* Data listing:
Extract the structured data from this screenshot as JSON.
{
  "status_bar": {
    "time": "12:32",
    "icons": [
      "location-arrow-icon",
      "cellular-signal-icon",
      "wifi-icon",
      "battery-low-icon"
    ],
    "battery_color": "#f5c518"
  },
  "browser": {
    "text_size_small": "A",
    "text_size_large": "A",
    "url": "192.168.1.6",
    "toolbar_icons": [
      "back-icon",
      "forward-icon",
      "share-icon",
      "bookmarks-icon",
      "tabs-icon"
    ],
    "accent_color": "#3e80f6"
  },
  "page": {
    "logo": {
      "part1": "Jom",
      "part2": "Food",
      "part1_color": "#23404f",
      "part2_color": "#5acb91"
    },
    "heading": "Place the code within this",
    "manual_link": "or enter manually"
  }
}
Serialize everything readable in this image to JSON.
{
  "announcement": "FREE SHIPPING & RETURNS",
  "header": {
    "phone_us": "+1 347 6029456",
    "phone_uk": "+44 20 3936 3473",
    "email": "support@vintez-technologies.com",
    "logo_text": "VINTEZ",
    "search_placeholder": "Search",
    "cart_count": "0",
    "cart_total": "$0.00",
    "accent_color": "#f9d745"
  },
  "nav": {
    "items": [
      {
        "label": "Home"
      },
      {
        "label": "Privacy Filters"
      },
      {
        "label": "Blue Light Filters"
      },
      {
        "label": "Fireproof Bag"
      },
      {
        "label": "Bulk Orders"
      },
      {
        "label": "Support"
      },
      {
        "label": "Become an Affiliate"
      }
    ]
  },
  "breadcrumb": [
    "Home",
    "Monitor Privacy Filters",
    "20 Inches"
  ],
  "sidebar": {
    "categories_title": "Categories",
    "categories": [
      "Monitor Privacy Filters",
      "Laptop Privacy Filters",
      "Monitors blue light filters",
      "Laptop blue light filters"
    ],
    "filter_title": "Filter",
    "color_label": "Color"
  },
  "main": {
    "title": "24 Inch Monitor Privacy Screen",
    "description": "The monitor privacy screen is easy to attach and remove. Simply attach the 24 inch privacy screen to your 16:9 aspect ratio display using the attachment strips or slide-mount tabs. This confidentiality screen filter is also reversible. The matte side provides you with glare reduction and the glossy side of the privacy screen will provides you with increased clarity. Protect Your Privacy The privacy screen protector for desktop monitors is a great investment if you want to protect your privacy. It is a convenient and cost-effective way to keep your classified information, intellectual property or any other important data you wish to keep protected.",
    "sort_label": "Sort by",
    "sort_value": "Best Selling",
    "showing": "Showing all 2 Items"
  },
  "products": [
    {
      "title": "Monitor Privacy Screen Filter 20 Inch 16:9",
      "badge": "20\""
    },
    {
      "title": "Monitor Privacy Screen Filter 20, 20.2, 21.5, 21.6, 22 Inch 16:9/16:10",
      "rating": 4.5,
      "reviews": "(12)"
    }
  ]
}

* STATED TASK:
Set every line of the listing down word for word.

* COMPLETED EXERCISE:
Extract the structured data from this screenshot as JSON.
{
  "status_bar": {
    "time": "12:32",
    "icons": [
      "location-arrow-icon",
      "cellular-signal-icon",
      "wifi-icon",
      "battery-low-icon"
    ],
    "battery_color": "#f5c518"
  },
  "browser": {
    "text_size_small": "A",
    "text_size_large": "A",
    "url": "192.168.1.6",
    "toolbar_icons": [
      "back-icon",
      "forward-icon",
      "share-icon",
      "bookmarks-icon",
      "tabs-icon"
    ],
    "accent_color": "#3e80f6"
  },
  "page": {
    "logo": {
      "part1": "Jom",
      "part2": "Food",
      "part1_color": "#23404f",
      "part2_color": "#5acb91"
    },
    "heading": "Place the code within this",
    "manual_link": "or enter manually"
  }
}
Serialize everything readable in this image to JSON.
{
  "announcement": "FREE SHIPPING & RETURNS",
  "header": {
    "phone_us": "+1 347 6029456",
    "phone_uk": "+44 20 3936 3473",
    "email": "support@vintez-technologies.com",
    "logo_text": "VINTEZ",
    "search_placeholder": "Search",
    "cart_count": "0",
    "cart_total": "$0.00",
    "accent_color": "#f9d745"
  },
  "nav": {
    "items": [
      {
        "label": "Home"
      },
      {
        "label": "Privacy Filters"
      },
      {
        "label": "Blue Light Filters"
      },
      {
        "label": "Fireproof Bag"
      },
      {
        "label": "Bulk Orders"
      },
      {
        "label": "Support"
      },
      {
        "label": "Become an Affiliate"
      }
    ]
  },
  "breadcrumb": [
    "Home",
    "Monitor Privacy Filters",
    "20 Inches"
  ],
  "sidebar": {
    "categories_title": "Categories",
    "categories": [
      "Monitor Privacy Filters",
      "Laptop Privacy Filters",
      "Monitors blue light filters",
      "Laptop blue light filters"
    ],
    "filter_title": "Filter",
    "color_label": "Color"
  },
  "main": {
    "title": "24 Inch Monitor Privacy Screen",
    "description": "The monitor privacy screen is easy to attach and remove. Simply attach the 24 inch privacy screen to your 16:9 aspect ratio display using the attachment strips or slide-mount tabs. This confidentiality screen filter is also reversible. The matte side provides you with glare reduction and the glossy side of the privacy screen will provides you with increased clarity. Protect Your Privacy The privacy screen protector for desktop monitors is a great investment if you want to protect your privacy. It is a convenient and cost-effective way to keep your classified information, intellectual property or any other important data you wish to keep protected.",
    "sort_label": "Sort by",
    "sort_value": "Best Selling",
    "showing": "Showing all 2 Items"
  },
  "products": [
    {
      "title": "Monitor Privacy Screen Filter 20 Inch 16:9",
      "badge": "20\""
    },
    {
      "title": "Monitor Privacy Screen Filter 20, 20.2, 21.5, 21.6, 22 Inch 16:9/16:10",
      "rating": 4.5,
      "reviews": "(12)"
    }
  ]
}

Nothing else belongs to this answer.